
  2. So if the patient is asystole on scene with no shock, why transport? Are you required to transport?

    • We aren’t ‘required’ to transport, but leaving a dead dude in the middle of a busy cafeteria during lunch rush might be a little frowned upon.

      • Flash Larry says:

        Yeah, that was the confounding variable that didn’t register when I was offering an opinion.

      • Only if I ate there regularly or had a financial interest in the joint.

        On your original point, I have told numerous new guys over the years that the emergency is pretty much over when we arrive. In 90% of the cases that is. As you note, once in a while it’s something we can’t stabilize in the field, but that’s not very often.

        I’d get on my soapbox about how if we stopped driving like maniacs to the hospital, we’d dramatically reduce the number of fatalities involving ambulances, but I see you’re already there.

  3. Unfortunately, in my area, lights and sirens driving isn’t something that receives a lot of attention. Driver’s training is usually relegated to driving around the district for a few hours of drive time, mostly to ensure that the new guy won’t hit a bunch of curbs and to say that the person got “driver’s training.” Lights and sirens are used for EVERY SINGLE TRANSPORT by most of the municipal agencies. Of the 8 agencies I’ve worked for, only two have a culture of using the lights only for situations we can’t handle in the field, and one of them is because it’s a brand new organization that hired a number of experienced medics to start with, so there isn’t the fall back of “we’ve been doing it this way for years” or “that’s how it’s always been.”

  4. BadgerMedic says:

    This sounds familiar… I had a Cardiac Arrest Christmas Eve day in the parking lot of a grocery store. Pulled out of the vehicle by a bystander, same doing CPR and I was arriving about 4-5 minutes after two engine companies. King airway in place, AED on (no shock advised) and already on a backboard receiving compressions. We transferred to the unit and ran 3 rounds of ACLS with continuous compressions. Asystole was the first monitored rhythm and with no change post ACLS, resuscitation was stopped. We didn’t leave the parking lot. I would have ran the code right there on the blacktop, except it was raining and the backboard was in a puddle.

    My agency finally has started to acknowledge the benefit of NOT transporting active CPRs and only minimal patient movements during resuscitation.

    Emergency traffic would not have changed the Pt’s outcome in your case, nor transport in mine. Thanks for the post!

The task:
In the comment thread on ambulance transport, two agencies are said to use lights only for situations that can't be handled in the field. What reason does the thread give for one of them having that culture? Answer in one to three sentences.

Information supplied:

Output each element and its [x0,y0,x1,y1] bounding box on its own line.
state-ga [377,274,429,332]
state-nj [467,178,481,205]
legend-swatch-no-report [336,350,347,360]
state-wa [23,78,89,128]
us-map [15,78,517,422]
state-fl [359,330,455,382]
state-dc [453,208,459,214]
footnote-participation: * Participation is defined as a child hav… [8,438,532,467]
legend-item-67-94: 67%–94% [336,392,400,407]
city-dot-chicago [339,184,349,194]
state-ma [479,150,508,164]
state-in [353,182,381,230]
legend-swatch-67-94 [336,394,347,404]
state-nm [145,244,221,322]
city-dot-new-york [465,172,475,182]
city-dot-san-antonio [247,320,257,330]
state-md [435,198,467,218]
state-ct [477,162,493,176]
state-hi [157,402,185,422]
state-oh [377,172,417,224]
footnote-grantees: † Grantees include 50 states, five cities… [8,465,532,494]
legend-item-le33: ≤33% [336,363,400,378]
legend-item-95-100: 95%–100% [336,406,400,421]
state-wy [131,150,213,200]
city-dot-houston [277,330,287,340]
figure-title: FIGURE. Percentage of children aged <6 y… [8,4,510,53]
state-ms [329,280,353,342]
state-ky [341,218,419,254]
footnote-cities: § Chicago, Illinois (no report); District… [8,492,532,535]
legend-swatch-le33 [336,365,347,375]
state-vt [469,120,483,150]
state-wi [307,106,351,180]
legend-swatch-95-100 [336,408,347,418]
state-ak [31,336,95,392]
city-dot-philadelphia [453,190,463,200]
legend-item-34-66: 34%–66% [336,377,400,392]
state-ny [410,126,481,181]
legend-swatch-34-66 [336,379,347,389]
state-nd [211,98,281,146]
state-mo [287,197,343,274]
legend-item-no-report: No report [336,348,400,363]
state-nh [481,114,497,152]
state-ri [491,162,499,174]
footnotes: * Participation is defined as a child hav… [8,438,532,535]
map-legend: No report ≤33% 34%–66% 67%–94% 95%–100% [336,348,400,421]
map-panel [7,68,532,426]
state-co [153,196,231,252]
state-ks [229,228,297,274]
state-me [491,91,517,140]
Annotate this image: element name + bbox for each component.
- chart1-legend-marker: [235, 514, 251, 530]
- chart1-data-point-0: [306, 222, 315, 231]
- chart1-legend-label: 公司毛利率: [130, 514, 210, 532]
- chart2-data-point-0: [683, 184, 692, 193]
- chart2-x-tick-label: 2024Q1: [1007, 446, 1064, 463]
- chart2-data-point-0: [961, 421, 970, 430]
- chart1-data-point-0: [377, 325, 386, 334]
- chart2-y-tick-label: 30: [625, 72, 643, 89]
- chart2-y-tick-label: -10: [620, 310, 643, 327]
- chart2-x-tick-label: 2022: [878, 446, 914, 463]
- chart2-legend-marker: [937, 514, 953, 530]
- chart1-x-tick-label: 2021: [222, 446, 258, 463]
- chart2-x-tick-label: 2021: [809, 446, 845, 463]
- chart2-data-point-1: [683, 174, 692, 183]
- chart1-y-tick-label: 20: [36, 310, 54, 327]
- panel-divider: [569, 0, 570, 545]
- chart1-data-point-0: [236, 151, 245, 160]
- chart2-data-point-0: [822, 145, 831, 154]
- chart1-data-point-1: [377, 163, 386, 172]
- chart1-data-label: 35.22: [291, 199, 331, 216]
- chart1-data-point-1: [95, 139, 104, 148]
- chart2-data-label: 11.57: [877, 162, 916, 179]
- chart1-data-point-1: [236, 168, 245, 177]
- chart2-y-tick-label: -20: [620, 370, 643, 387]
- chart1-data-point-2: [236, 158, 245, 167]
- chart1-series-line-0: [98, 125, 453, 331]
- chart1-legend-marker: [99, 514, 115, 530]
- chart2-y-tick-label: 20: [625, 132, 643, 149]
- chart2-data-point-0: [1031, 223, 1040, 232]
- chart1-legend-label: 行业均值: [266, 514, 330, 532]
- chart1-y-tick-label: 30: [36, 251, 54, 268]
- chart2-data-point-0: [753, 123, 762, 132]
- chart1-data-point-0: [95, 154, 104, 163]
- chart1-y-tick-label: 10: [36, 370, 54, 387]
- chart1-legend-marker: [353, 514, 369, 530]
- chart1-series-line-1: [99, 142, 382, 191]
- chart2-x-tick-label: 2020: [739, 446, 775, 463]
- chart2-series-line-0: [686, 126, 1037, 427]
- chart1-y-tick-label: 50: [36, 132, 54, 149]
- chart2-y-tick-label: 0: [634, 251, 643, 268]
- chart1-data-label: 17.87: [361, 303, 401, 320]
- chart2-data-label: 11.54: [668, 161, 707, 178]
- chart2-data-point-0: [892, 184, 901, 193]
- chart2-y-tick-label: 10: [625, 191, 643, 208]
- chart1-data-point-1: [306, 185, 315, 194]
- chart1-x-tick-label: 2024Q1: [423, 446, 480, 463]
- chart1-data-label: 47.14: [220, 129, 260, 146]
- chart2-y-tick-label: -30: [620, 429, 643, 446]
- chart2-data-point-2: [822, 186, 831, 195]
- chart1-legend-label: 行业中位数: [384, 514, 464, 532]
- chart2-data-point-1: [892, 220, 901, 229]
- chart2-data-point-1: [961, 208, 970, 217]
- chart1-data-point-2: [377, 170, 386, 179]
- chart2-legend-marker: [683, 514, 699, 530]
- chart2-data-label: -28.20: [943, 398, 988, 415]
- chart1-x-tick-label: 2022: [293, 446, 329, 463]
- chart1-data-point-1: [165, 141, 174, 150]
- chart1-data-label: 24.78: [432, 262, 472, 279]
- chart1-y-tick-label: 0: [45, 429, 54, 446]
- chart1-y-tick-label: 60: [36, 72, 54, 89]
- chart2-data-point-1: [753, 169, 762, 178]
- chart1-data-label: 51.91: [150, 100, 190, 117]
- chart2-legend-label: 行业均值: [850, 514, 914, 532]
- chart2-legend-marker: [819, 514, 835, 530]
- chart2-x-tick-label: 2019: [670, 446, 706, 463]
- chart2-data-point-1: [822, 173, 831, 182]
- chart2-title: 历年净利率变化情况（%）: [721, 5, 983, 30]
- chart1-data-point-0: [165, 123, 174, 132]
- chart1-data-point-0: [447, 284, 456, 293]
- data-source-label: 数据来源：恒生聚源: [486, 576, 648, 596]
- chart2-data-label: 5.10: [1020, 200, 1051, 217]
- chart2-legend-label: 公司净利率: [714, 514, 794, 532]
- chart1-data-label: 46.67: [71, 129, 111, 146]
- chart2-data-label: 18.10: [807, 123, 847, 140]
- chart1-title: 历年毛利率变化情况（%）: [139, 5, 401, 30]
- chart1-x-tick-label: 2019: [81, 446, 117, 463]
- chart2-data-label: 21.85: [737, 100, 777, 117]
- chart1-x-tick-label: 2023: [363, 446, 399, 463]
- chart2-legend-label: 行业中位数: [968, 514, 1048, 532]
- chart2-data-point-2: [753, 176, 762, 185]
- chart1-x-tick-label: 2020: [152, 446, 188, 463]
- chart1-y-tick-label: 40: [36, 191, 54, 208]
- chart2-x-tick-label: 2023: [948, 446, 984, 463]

Output of the task:
It is a brand new organization that hired a number of experienced medics to start with. So it has no fallback of "we've been doing it this way for years" or "that's how it's always been."